-- DATASET CONTENT --
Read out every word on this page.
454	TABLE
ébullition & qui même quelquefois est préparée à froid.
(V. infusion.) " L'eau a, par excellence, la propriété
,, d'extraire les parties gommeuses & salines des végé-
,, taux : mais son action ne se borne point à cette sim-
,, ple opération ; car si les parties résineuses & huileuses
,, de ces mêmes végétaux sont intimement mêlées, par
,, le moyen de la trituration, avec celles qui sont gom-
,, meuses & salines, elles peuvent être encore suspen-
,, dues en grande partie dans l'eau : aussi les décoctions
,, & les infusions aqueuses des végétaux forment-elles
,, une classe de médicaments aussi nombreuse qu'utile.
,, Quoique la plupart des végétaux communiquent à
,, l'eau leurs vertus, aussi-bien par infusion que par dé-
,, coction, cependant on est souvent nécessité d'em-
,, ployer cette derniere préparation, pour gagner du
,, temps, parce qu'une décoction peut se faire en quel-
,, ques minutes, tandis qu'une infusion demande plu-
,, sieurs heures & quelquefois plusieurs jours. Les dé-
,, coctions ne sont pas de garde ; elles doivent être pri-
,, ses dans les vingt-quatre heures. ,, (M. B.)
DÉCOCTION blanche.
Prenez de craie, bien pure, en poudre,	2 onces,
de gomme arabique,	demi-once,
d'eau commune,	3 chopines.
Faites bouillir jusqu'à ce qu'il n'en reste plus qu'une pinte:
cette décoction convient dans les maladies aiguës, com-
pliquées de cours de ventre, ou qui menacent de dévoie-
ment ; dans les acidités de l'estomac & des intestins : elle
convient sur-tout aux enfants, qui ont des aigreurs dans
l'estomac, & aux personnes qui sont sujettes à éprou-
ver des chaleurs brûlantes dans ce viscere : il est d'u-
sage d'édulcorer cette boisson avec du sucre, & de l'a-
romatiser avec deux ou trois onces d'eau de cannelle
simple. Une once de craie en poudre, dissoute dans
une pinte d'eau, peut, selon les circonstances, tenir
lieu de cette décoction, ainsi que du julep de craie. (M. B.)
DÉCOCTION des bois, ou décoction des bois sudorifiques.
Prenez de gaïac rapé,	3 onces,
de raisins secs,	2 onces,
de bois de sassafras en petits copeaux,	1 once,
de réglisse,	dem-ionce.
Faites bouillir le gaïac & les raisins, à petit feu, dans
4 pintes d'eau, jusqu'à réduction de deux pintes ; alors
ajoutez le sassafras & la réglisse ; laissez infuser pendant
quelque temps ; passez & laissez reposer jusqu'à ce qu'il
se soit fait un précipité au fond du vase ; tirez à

-- GIVEN EXERCISE --
Identify the lines in the records above that contain the word "gaïac", then state how many there are and nothing more.

-- RESPONSE TO THIS TASK --
2